# Problem requirements
Omit every picture and return the rest of the data unaltered.

# Record list
----------
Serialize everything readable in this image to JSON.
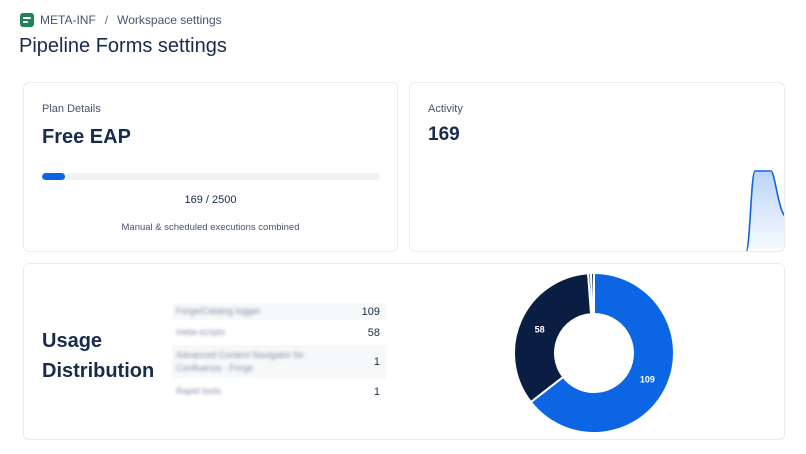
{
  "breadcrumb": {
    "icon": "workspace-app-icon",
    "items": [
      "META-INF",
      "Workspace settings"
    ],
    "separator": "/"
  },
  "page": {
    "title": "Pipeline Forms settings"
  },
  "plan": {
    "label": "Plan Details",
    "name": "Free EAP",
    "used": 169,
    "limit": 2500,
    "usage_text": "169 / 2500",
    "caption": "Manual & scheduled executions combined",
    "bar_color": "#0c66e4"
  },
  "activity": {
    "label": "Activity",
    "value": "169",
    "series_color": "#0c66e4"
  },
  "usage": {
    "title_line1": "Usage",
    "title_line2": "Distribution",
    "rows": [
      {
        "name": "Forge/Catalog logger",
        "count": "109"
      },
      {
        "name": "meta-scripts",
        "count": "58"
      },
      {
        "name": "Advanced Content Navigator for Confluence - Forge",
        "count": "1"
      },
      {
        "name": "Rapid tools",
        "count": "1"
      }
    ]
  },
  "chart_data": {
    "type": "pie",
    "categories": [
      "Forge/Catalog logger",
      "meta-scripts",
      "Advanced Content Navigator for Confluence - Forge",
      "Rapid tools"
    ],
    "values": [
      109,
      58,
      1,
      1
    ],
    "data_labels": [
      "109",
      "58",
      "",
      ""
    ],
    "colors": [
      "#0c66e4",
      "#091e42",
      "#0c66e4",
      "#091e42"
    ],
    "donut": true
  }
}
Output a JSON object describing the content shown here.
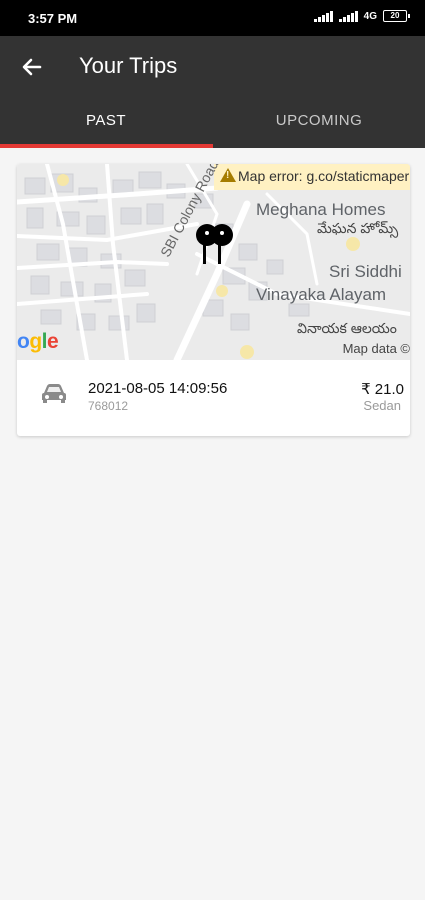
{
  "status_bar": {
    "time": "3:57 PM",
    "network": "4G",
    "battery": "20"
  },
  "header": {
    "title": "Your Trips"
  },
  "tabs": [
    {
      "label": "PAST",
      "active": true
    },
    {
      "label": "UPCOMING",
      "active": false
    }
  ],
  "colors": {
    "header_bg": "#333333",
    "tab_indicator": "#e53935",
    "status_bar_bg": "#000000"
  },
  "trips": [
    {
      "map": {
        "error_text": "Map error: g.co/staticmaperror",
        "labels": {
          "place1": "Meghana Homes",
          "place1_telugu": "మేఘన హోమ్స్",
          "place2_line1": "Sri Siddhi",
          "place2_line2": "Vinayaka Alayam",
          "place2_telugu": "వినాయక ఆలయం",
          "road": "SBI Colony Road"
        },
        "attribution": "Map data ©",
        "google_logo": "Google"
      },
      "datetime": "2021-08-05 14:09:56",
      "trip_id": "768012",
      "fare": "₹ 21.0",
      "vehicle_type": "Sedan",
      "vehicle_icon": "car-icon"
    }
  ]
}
----------
# Task output
Serialize everything readable in this image to JSON.
{
  "breadcrumb": {
    "icon": "workspace-app-icon",
    "items": [
      "META-INF",
      "Workspace settings"
    ],
    "separator": "/"
  },
  "page": {
    "title": "Pipeline Forms settings"
  },
  "plan": {
    "label": "Plan Details",
    "name": "Free EAP",
    "used": 169,
    "limit": 2500,
    "usage_text": "169 / 2500",
    "caption": "Manual & scheduled executions combined",
    "bar_color": "#0c66e4"
  },
  "activity": {
    "label": "Activity",
    "value": "169",
    "series_color": "#0c66e4"
  },
  "usage": {
    "title_line1": "Usage",
    "title_line2": "Distribution",
    "rows": [
      {
        "name": "Forge/Catalog logger",
        "count": "109"
      },
      {
        "name": "meta-scripts",
        "count": "58"
      },
      {
        "name": "Advanced Content Navigator for Confluence - Forge",
        "count": "1"
      },
      {
        "name": "Rapid tools",
        "count": "1"
      }
    ]
  },
  "chart_data": {
    "type": "pie",
    "categories": [
      "Forge/Catalog logger",
      "meta-scripts",
      "Advanced Content Navigator for Confluence - Forge",
      "Rapid tools"
    ],
    "values": [
      109,
      58,
      1,
      1
    ],
    "data_labels": [
      "109",
      "58",
      "",
      ""
    ],
    "colors": [
      "#0c66e4",
      "#091e42",
      "#0c66e4",
      "#091e42"
    ],
    "donut": true
  }
}
Output a JSON object describing the content shown here.
{
  "status_bar": {
    "time": "3:57 PM",
    "network": "4G",
    "battery": "20"
  },
  "header": {
    "title": "Your Trips"
  },
  "tabs": [
    {
      "label": "PAST",
      "active": true
    },
    {
      "label": "UPCOMING",
      "active": false
    }
  ],
  "colors": {
    "header_bg": "#333333",
    "tab_indicator": "#e53935",
    "status_bar_bg": "#000000"
  },
  "trips": [
    {
      "map": {
        "error_text": "Map error: g.co/staticmaperror",
        "labels": {
          "place1": "Meghana Homes",
          "place1_telugu": "మేఘన హోమ్స్",
          "place2_line1": "Sri Siddhi",
          "place2_line2": "Vinayaka Alayam",
          "place2_telugu": "వినాయక ఆలయం",
          "road": "SBI Colony Road"
        },
        "attribution": "Map data ©",
        "google_logo": "Google"
      },
      "datetime": "2021-08-05 14:09:56",
      "trip_id": "768012",
      "fare": "₹ 21.0",
      "vehicle_type": "Sedan",
      "vehicle_icon": "car-icon"
    }
  ]
}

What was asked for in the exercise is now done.